• _YOUR OBJECTIVE_:
What follows is a listing; give it again exactly, in its entirety.

• _RAW RECORDS_:

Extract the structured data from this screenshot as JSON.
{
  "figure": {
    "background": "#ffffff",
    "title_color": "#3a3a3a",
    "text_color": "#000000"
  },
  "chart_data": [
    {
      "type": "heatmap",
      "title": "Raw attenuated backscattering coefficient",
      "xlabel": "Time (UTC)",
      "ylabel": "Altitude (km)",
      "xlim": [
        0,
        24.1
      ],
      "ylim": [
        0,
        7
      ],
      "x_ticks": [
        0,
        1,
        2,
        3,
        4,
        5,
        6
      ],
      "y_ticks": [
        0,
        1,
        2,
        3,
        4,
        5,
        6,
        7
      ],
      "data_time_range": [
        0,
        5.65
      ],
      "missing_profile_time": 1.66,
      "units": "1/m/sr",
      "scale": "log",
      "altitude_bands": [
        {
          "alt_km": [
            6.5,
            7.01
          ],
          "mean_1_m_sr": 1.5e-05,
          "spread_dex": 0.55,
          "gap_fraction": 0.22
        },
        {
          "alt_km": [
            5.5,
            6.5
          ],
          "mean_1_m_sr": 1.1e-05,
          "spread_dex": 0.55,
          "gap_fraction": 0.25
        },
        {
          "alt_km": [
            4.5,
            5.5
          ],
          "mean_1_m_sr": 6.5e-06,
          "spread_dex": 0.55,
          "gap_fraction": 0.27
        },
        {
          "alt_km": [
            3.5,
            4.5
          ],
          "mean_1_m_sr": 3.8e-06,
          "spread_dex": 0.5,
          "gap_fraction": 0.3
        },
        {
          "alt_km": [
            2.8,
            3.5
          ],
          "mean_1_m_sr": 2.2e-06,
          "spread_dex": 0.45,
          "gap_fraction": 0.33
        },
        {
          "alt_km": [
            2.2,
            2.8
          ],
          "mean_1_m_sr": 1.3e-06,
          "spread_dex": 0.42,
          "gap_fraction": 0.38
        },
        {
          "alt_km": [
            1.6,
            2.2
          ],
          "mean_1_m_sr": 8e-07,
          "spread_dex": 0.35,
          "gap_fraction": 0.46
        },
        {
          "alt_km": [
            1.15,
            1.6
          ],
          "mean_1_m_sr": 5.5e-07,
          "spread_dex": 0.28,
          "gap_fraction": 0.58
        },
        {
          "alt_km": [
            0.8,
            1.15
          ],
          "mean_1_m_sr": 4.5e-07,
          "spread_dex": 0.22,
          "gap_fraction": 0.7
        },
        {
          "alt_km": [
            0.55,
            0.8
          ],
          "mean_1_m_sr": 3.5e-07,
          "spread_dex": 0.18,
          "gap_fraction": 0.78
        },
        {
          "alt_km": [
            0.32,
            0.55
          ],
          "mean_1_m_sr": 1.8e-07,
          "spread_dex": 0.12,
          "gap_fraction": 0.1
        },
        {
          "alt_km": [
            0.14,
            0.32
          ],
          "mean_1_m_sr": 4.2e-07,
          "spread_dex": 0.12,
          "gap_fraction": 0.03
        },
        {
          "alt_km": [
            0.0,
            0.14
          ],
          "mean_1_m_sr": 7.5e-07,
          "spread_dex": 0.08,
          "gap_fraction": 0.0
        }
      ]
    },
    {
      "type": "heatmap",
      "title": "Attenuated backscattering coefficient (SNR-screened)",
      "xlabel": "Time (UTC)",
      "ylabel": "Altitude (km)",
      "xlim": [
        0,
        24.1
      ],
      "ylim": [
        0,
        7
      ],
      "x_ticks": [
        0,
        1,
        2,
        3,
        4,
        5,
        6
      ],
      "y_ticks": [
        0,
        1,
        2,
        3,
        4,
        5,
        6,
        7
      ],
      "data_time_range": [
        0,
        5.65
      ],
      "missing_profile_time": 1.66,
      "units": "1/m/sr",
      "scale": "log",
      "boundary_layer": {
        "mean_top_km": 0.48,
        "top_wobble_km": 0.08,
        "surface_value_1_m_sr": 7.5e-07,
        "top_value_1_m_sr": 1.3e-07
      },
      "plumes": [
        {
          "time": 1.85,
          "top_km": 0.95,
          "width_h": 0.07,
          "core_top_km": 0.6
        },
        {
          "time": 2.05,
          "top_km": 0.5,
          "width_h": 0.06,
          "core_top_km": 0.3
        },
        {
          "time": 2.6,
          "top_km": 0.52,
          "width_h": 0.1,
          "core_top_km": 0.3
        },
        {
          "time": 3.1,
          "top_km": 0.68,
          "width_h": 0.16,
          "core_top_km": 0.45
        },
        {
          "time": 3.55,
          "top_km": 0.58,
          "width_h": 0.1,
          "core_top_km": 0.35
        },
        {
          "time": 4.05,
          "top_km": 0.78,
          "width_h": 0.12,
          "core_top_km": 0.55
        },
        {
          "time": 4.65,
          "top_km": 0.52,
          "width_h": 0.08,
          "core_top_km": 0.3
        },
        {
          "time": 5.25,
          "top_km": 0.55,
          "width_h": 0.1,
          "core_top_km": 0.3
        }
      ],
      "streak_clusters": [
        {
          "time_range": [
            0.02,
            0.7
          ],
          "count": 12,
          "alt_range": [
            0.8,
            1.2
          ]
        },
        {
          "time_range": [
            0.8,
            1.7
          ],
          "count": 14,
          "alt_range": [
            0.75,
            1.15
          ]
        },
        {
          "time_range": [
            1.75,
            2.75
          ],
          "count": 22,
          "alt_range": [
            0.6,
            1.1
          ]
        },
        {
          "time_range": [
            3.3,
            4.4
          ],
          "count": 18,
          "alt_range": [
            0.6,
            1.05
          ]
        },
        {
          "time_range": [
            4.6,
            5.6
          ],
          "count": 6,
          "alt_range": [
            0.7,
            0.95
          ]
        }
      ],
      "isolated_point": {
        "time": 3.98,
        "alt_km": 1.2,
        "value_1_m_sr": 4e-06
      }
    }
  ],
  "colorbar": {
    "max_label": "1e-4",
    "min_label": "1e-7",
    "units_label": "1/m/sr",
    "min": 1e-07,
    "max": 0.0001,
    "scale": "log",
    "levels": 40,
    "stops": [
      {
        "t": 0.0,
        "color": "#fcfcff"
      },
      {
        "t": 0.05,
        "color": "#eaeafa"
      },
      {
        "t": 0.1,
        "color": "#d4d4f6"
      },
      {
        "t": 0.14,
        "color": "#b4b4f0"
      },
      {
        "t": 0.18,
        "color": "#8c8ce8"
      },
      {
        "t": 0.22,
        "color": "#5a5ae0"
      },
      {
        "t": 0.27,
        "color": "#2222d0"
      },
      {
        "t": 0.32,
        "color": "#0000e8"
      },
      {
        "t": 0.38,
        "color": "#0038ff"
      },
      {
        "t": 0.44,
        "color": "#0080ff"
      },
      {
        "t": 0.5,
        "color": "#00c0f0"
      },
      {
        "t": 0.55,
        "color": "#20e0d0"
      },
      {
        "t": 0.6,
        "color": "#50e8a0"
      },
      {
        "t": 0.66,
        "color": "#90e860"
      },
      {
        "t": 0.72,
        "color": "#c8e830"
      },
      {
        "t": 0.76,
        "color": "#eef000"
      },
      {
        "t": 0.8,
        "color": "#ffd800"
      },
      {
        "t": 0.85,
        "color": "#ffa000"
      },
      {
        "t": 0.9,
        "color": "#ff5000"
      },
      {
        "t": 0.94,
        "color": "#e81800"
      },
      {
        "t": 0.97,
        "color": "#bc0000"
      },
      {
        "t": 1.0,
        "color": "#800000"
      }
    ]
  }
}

• _WRITTEN SOLUTION_:
Extract the structured data from this screenshot as JSON.
{
  "figure": {
    "background": "#ffffff",
    "title_color": "#3a3a3a",
    "text_color": "#000000"
  },
  "chart_data": [
    {
      "type": "heatmap",
      "title": "Raw attenuated backscattering coefficient",
      "xlabel": "Time (UTC)",
      "ylabel": "Altitude (km)",
      "xlim": [
        0,
        24.1
      ],
      "ylim": [
        0,
        7
      ],
      "x_ticks": [
        0,
        1,
        2,
        3,
        4,
        5,
        6
      ],
      "y_ticks": [
        0,
        1,
        2,
        3,
        4,
        5,
        6,
        7
      ],
      "data_time_range": [
        0,
        5.65
      ],
      "missing_profile_time": 1.66,
      "units": "1/m/sr",
      "scale": "log",
      "altitude_bands": [
        {
          "alt_km": [
            6.5,
            7.01
          ],
          "mean_1_m_sr": 1.5e-05,
          "spread_dex": 0.55,
          "gap_fraction": 0.22
        },
        {
          "alt_km": [
            5.5,
            6.5
          ],
          "mean_1_m_sr": 1.1e-05,
          "spread_dex": 0.55,
          "gap_fraction": 0.25
        },
        {
          "alt_km": [
            4.5,
            5.5
          ],
          "mean_1_m_sr": 6.5e-06,
          "spread_dex": 0.55,
          "gap_fraction": 0.27
        },
        {
          "alt_km": [
            3.5,
            4.5
          ],
          "mean_1_m_sr": 3.8e-06,
          "spread_dex": 0.5,
          "gap_fraction": 0.3
        },
        {
          "alt_km": [
            2.8,
            3.5
          ],
          "mean_1_m_sr": 2.2e-06,
          "spread_dex": 0.45,
          "gap_fraction": 0.33
        },
        {
          "alt_km": [
            2.2,
            2.8
          ],
          "mean_1_m_sr": 1.3e-06,
          "spread_dex": 0.42,
          "gap_fraction": 0.38
        },
        {
          "alt_km": [
            1.6,
            2.2
          ],
          "mean_1_m_sr": 8e-07,
          "spread_dex": 0.35,
          "gap_fraction": 0.46
        },
        {
          "alt_km": [
            1.15,
            1.6
          ],
          "mean_1_m_sr": 5.5e-07,
          "spread_dex": 0.28,
          "gap_fraction": 0.58
        },
        {
          "alt_km": [
            0.8,
            1.15
          ],
          "mean_1_m_sr": 4.5e-07,
          "spread_dex": 0.22,
          "gap_fraction": 0.7
        },
        {
          "alt_km": [
            0.55,
            0.8
          ],
          "mean_1_m_sr": 3.5e-07,
          "spread_dex": 0.18,
          "gap_fraction": 0.78
        },
        {
          "alt_km": [
            0.32,
            0.55
          ],
          "mean_1_m_sr": 1.8e-07,
          "spread_dex": 0.12,
          "gap_fraction": 0.1
        },
        {
          "alt_km": [
            0.14,
            0.32
          ],
          "mean_1_m_sr": 4.2e-07,
          "spread_dex": 0.12,
          "gap_fraction": 0.03
        },
        {
          "alt_km": [
            0.0,
            0.14
          ],
          "mean_1_m_sr": 7.5e-07,
          "spread_dex": 0.08,
          "gap_fraction": 0.0
        }
      ]
    },
    {
      "type": "heatmap",
      "title": "Attenuated backscattering coefficient (SNR-screened)",
      "xlabel": "Time (UTC)",
      "ylabel": "Altitude (km)",
      "xlim": [
        0,
        24.1
      ],
      "ylim": [
        0,
        7
      ],
      "x_ticks": [
        0,
        1,
        2,
        3,
        4,
        5,
        6
      ],
      "y_ticks": [
        0,
        1,
        2,
        3,
        4,
        5,
        6,
        7
      ],
      "data_time_range": [
        0,
        5.65
      ],
      "missing_profile_time": 1.66,
      "units": "1/m/sr",
      "scale": "log",
      "boundary_layer": {
        "mean_top_km": 0.48,
        "top_wobble_km": 0.08,
        "surface_value_1_m_sr": 7.5e-07,
        "top_value_1_m_sr": 1.3e-07
      },
      "plumes": [
        {
          "time": 1.85,
          "top_km": 0.95,
          "width_h": 0.07,
          "core_top_km": 0.6
        },
        {
          "time": 2.05,
          "top_km": 0.5,
          "width_h": 0.06,
          "core_top_km": 0.3
        },
        {
          "time": 2.6,
          "top_km": 0.52,
          "width_h": 0.1,
          "core_top_km": 0.3
        },
        {
          "time": 3.1,
          "top_km": 0.68,
          "width_h": 0.16,
          "core_top_km": 0.45
        },
        {
          "time": 3.55,
          "top_km": 0.58,
          "width_h": 0.1,
          "core_top_km": 0.35
        },
        {
          "time": 4.05,
          "top_km": 0.78,
          "width_h": 0.12,
          "core_top_km": 0.55
        },
        {
          "time": 4.65,
          "top_km": 0.52,
          "width_h": 0.08,
          "core_top_km": 0.3
        },
        {
          "time": 5.25,
          "top_km": 0.55,
          "width_h": 0.1,
          "core_top_km": 0.3
        }
      ],
      "streak_clusters": [
        {
          "time_range": [
            0.02,
            0.7
          ],
          "count": 12,
          "alt_range": [
            0.8,
            1.2
          ]
        },
        {
          "time_range": [
            0.8,
            1.7
          ],
          "count": 14,
          "alt_range": [
            0.75,
            1.15
          ]
        },
        {
          "time_range": [
            1.75,
            2.75
          ],
          "count": 22,
          "alt_range": [
            0.6,
            1.1
          ]
        },
        {
          "time_range": [
            3.3,
            4.4
          ],
          "count": 18,
          "alt_range": [
            0.6,
            1.05
          ]
        },
        {
          "time_range": [
            4.6,
            5.6
          ],
          "count": 6,
          "alt_range": [
            0.7,
            0.95
          ]
        }
      ],
      "isolated_point": {
        "time": 3.98,
        "alt_km": 1.2,
        "value_1_m_sr": 4e-06
      }
    }
  ],
  "colorbar": {
    "max_label": "1e-4",
    "min_label": "1e-7",
    "units_label": "1/m/sr",
    "min": 1e-07,
    "max": 0.0001,
    "scale": "log",
    "levels": 40,
    "stops": [
      {
        "t": 0.0,
        "color": "#fcfcff"
      },
      {
        "t": 0.05,
        "color": "#eaeafa"
      },
      {
        "t": 0.1,
        "color": "#d4d4f6"
      },
      {
        "t": 0.14,
        "color": "#b4b4f0"
      },
      {
        "t": 0.18,
        "color": "#8c8ce8"
      },
      {
        "t": 0.22,
        "color": "#5a5ae0"
      },
      {
        "t": 0.27,
        "color": "#2222d0"
      },
      {
        "t": 0.32,
        "color": "#0000e8"
      },
      {
        "t": 0.38,
        "color": "#0038ff"
      },
      {
        "t": 0.44,
        "color": "#0080ff"
      },
      {
        "t": 0.5,
        "color": "#00c0f0"
      },
      {
        "t": 0.55,
        "color": "#20e0d0"
      },
      {
        "t": 0.6,
        "color": "#50e8a0"
      },
      {
        "t": 0.66,
        "color": "#90e860"
      },
      {
        "t": 0.72,
        "color": "#c8e830"
      },
      {
        "t": 0.76,
        "color": "#eef000"
      },
      {
        "t": 0.8,
        "color": "#ffd800"
      },
      {
        "t": 0.85,
        "color": "#ffa000"
      },
      {
        "t": 0.9,
        "color": "#ff5000"
      },
      {
        "t": 0.94,
        "color": "#e81800"
      },
      {
        "t": 0.97,
        "color": "#bc0000"
      },
      {
        "t": 1.0,
        "color": "#800000"
      }
    ]
  }
}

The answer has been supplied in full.